Could Mosquitoes Bring Tropical Diseases to the UK?

March 24th, 2015
Could Mosquitoes Bring Tropical Diseases to the UK?

Experts have warned that mosquitoes could bring tropical diseases including dengue fever and West Nile virus to the UK.

Writing in the Lancet Infectious Diseases Journal, experts warned that the milder climates of the UK could provide an ideal breeding ground for mosquitoes, increasing the risk of some infectious diseases.

Representatives from Public Health England have already started to monitor the places mosquitoes commonly lay eggs and they are keeping an eye on the relationship between climate change and mosquito numbers.

According to scientists from the emergency response department of Public Health England, who were responsible for compiling the report, there are currently around 34 different species of mosquito living in the UK. In recent years, warmer climates in Europe and parts of Africa have attracted mosquitoes, contributing to a more widespread risk of malaria. Cases of malaria have been recorded in Greece, while West Nile virus has been found in parts of Eastern Europe and there have been cases of an infectious disease called chikungunya in Italy and France.

Experts say that mosquitoes and ticks are sensitive to changes in climate and milder winters could prevent mosquitoes from being killed off, increasing the chances of reproduction. The team believes that warmer weather in the UK in the future could provide favourable breeding conditions for a type of mosquito called the Asian tiger mosquito, which carries the viruses that cause chikungunya and dengue fever.

Dr Jolyon Medlock, head of medical entomology at Public Health England and co-author of the study, said that invertebrates are affected by seasonal change and they reproduce faster at warmer temperatures, which means that they won’t be killed off by mild winter conditions. Asian tiger mosquitoes have arrived in the UK from Asia as a result of global tyre trade and Dr Medlock has called for improved systems of monitoring the imports to reduce the risk of a spread of disease in the future.

[Explore the material]
- A) Please reproduce the mosquito article from "March 24th, 2015" to "and mosquito numbers.", replacing "dengue fever" with "yellow fever".
- B) Decide whether each statement agrees with the mosquito article: (i) Around 34 species of mosquito currently live in the UK. (ii) Cases of chikungunya have been recorded in Greece. (iii) Asian tiger mosquitoes reached the UK through the global tyre trade.

[Dataset extract]

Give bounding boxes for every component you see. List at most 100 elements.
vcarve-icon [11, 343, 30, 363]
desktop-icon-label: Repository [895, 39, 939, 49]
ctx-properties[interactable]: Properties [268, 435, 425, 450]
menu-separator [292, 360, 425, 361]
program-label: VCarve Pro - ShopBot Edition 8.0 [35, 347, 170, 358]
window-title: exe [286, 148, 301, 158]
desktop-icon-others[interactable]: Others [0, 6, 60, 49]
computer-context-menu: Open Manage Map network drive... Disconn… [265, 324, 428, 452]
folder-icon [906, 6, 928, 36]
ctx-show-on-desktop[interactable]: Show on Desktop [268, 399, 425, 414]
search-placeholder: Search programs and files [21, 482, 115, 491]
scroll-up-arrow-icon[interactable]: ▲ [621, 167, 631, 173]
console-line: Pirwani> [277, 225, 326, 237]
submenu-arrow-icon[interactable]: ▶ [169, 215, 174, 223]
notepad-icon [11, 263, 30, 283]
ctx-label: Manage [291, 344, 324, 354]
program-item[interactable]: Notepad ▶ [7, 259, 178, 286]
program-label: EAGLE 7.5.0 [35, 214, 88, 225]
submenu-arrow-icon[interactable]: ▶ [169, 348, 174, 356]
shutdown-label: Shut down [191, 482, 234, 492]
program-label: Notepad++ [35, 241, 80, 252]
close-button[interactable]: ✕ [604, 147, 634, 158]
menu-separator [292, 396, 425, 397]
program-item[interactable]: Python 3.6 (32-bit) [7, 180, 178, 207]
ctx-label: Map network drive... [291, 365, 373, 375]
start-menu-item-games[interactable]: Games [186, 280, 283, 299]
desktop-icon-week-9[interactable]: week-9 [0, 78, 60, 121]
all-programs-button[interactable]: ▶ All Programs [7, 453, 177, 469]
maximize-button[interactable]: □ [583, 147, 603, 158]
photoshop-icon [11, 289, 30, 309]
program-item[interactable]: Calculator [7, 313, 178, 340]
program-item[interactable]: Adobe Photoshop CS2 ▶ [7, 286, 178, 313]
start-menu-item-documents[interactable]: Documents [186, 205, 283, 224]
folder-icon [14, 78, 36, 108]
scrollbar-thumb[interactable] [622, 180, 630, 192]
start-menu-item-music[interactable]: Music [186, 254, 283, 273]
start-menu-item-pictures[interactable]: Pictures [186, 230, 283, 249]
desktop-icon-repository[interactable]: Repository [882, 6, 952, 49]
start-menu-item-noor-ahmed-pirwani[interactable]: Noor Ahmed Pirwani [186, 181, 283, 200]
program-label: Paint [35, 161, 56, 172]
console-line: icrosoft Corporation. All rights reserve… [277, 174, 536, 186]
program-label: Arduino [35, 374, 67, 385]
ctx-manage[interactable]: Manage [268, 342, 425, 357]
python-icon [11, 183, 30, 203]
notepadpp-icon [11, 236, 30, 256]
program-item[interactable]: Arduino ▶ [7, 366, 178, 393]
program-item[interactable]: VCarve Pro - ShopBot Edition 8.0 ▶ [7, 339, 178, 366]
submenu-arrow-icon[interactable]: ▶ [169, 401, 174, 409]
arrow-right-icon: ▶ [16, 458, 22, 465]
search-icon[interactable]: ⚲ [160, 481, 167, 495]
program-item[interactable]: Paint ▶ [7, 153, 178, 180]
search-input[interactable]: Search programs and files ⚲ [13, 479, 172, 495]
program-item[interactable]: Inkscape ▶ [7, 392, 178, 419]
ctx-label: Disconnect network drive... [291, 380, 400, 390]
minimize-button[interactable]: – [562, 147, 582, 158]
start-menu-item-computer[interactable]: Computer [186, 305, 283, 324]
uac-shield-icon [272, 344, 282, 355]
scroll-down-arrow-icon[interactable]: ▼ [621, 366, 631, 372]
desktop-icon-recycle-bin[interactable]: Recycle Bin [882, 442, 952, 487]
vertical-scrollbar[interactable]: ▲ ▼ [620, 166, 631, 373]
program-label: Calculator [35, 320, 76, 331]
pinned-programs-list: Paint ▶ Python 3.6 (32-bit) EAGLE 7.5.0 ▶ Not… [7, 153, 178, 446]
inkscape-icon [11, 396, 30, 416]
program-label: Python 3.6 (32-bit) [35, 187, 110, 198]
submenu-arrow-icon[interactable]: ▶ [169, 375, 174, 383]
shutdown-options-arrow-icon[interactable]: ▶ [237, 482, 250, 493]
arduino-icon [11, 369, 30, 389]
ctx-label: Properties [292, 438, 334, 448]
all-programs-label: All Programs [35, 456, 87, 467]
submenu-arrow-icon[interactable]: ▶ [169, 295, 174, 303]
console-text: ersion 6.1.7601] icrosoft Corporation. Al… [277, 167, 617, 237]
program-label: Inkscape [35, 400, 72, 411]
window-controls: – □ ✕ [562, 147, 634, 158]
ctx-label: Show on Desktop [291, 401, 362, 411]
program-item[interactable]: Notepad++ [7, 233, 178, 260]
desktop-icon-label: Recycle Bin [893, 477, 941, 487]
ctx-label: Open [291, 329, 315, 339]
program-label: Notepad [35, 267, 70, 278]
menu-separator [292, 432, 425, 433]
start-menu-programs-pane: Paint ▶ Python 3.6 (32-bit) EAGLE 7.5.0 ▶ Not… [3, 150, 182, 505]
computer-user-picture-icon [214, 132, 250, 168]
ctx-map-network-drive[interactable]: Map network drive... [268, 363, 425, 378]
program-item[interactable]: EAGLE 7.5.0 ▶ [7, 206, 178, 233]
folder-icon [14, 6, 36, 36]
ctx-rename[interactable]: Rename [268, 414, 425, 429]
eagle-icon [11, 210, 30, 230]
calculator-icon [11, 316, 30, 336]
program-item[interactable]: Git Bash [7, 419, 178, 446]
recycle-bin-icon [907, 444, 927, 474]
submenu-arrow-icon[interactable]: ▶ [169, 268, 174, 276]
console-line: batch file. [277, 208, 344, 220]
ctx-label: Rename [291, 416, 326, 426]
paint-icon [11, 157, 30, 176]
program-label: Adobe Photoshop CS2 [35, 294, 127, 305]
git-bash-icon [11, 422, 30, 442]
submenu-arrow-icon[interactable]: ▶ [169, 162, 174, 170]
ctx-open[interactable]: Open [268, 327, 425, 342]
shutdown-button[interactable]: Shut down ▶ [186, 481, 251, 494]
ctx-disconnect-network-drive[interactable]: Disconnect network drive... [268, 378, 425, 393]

[Results for each task]
- A)
March 24th, 2015
Could Mosquitoes Bring Tropical Diseases to the UK?

Experts have warned that mosquitoes could bring tropical diseases including yellow fever and West Nile virus to the UK.

Writing in the Lancet Infectious Diseases Journal, experts warned that the milder climates of the UK could provide an ideal breeding ground for mosquitoes, increasing the risk of some infectious diseases.

Representatives from Public Health England have already started to monitor the places mosquitoes commonly lay eggs and they are keeping an eye on the relationship between climate change and mosquito numbers.

- B)
(i) Yes: "there are currently around 34 different species of mosquito living in the UK."
(ii) No: "Cases of malaria have been recorded in Greece" and "there have been cases of an infectious disease called chikungunya in Italy and France."
(iii) Yes: "Asian tiger mosquitoes have arrived in the UK from Asia as a result of global tyre trade."